Which lines hold the word "Training"? Copy each one.
-- BEGIN Records supplied --
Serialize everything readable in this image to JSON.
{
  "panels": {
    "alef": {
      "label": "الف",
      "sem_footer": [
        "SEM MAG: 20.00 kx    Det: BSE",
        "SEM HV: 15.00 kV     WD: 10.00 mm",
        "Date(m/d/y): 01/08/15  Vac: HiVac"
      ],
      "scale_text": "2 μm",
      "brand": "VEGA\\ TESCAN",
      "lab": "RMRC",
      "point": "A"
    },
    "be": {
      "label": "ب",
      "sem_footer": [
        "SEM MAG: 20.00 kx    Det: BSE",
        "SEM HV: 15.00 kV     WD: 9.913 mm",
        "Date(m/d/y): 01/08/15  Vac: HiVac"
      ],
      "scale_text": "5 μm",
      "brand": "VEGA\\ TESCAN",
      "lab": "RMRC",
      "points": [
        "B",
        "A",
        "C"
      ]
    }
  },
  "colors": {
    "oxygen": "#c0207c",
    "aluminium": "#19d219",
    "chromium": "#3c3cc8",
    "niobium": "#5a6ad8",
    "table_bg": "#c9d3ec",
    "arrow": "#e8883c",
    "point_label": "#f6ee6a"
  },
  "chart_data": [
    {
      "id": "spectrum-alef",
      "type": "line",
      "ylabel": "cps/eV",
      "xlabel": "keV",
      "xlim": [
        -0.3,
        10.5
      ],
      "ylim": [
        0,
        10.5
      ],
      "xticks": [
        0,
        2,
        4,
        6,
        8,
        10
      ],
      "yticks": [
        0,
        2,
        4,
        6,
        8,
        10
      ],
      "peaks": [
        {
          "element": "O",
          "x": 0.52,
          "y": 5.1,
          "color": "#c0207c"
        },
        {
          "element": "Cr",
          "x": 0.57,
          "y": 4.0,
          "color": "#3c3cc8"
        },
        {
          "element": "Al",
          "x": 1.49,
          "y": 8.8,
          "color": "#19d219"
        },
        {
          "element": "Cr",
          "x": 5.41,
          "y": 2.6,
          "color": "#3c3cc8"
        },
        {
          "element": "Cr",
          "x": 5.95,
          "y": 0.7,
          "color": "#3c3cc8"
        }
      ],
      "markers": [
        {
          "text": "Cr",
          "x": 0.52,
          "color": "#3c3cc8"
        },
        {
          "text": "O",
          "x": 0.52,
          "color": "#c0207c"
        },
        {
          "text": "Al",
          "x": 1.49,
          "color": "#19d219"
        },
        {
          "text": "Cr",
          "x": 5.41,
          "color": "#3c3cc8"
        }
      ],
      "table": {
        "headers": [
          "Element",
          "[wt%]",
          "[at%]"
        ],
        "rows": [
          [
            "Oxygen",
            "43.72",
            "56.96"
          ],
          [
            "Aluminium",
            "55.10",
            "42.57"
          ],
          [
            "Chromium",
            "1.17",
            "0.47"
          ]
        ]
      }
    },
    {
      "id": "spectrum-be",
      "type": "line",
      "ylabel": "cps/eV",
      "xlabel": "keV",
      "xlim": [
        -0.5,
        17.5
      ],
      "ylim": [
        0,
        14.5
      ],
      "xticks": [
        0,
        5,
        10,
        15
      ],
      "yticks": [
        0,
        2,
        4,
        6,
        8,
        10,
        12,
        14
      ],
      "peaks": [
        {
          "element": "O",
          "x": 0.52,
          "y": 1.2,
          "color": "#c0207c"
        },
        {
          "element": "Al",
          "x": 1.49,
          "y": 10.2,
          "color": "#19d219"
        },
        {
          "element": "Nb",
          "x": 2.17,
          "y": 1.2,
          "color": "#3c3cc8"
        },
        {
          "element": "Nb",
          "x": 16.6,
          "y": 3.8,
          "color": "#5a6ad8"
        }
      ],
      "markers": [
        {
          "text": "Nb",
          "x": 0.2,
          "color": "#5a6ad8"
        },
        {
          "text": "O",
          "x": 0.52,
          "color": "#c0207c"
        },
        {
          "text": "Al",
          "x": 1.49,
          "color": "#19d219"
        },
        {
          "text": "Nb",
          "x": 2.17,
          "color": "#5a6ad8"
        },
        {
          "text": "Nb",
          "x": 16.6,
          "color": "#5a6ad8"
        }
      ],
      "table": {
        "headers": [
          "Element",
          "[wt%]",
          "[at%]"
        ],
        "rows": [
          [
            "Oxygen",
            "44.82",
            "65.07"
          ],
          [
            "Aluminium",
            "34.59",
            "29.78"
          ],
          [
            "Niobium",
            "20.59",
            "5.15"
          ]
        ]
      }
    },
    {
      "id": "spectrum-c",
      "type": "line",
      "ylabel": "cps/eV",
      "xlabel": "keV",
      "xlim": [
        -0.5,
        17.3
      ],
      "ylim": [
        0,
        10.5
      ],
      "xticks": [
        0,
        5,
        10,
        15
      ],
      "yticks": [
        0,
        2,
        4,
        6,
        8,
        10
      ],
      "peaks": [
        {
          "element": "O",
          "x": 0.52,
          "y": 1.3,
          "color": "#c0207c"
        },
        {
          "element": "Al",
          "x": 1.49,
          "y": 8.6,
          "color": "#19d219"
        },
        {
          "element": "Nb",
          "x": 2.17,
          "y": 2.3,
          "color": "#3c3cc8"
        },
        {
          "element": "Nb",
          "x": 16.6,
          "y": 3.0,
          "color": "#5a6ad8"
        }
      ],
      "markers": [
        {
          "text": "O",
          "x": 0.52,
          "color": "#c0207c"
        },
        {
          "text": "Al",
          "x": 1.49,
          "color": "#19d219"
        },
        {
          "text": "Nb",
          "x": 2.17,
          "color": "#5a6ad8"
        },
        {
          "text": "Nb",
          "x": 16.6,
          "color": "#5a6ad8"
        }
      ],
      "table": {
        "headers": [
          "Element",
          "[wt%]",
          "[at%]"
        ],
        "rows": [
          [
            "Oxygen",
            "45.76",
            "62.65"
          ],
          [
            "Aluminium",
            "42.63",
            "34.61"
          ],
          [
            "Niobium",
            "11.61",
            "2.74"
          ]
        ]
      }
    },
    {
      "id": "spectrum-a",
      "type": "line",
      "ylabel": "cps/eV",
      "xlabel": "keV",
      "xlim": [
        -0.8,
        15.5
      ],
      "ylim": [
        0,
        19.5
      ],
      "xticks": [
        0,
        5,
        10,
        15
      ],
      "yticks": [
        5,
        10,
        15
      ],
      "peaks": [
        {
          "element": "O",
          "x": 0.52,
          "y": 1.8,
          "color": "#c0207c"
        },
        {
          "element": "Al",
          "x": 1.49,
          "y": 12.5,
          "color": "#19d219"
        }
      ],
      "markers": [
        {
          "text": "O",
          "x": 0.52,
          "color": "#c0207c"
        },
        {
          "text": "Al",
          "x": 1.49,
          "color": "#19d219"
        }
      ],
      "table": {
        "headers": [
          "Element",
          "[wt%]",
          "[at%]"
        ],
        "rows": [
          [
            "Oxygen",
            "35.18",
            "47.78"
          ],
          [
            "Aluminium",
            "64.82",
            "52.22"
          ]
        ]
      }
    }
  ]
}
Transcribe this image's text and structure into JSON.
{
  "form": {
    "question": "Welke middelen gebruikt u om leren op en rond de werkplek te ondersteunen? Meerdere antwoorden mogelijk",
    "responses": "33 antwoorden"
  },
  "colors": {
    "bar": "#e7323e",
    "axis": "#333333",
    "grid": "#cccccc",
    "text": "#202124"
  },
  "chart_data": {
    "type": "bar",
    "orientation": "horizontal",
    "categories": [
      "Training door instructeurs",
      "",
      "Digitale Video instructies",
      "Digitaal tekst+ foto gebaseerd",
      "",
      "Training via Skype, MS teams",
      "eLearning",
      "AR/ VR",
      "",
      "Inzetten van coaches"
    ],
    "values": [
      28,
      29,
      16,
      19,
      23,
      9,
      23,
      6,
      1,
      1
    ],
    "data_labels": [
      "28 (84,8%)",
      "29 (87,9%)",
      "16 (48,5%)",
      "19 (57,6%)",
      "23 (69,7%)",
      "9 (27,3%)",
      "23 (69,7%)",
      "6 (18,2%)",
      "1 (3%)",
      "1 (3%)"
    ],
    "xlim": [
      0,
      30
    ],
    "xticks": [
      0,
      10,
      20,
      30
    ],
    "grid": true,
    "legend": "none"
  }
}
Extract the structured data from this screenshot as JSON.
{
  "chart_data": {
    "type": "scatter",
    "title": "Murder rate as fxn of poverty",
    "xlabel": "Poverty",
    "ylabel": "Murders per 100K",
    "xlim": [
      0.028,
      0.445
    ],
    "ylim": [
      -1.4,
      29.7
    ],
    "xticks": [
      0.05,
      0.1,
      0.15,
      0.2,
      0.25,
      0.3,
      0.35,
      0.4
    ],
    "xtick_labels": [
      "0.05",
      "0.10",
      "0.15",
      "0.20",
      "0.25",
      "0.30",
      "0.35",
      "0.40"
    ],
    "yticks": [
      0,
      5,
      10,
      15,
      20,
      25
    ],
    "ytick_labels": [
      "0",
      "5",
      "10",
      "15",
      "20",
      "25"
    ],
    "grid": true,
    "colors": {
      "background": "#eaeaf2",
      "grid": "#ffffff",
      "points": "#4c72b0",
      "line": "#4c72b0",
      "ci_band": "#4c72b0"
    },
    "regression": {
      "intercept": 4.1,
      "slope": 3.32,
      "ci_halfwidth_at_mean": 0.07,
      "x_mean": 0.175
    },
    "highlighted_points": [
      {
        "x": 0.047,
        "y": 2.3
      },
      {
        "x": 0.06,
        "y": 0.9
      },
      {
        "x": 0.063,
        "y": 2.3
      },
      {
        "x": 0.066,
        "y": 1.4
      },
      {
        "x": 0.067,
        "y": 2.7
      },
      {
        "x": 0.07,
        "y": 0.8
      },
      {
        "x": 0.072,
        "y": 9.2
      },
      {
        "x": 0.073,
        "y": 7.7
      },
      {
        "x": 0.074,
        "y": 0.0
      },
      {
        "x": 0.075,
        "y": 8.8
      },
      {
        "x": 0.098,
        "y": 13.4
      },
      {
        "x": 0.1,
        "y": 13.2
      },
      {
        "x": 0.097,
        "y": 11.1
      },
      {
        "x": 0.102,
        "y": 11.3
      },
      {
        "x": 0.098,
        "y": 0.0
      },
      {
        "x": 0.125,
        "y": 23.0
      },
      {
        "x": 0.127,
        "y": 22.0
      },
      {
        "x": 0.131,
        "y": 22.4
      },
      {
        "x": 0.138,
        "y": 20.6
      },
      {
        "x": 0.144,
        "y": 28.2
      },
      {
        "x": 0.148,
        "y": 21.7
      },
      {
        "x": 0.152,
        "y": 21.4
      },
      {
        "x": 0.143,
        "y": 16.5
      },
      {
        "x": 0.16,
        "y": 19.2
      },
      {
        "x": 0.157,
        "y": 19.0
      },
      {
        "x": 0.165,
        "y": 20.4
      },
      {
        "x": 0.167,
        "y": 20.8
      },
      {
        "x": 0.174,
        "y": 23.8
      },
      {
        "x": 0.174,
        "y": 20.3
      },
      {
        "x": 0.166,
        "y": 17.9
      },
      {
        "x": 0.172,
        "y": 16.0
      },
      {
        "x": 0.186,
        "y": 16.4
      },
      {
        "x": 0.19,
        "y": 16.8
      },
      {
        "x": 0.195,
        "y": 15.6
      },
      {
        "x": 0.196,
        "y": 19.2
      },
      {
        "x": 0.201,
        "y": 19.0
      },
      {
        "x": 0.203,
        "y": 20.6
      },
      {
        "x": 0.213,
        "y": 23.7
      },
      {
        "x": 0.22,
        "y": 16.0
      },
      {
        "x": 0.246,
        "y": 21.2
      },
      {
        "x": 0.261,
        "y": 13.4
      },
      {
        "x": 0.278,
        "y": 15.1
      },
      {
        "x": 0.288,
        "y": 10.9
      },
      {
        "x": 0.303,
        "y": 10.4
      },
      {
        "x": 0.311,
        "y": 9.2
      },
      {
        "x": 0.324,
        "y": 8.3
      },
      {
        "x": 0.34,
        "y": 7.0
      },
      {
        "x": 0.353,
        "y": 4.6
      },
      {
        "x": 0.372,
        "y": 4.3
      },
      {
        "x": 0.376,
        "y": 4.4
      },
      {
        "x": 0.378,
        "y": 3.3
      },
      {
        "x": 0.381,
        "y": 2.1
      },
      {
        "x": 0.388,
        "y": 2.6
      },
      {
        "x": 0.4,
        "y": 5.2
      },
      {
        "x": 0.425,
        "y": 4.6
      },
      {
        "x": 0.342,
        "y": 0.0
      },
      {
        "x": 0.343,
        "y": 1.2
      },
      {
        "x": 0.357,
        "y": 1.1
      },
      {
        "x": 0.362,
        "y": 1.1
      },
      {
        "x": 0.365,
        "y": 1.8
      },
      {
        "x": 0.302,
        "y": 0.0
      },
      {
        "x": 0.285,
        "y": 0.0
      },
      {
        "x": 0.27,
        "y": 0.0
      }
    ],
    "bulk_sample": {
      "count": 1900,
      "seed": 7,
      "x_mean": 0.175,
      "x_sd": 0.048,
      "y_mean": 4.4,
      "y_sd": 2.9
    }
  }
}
-- END Records supplied --
* **Full output**:
      "Training door instructeurs",
      "Training via Skype, MS teams",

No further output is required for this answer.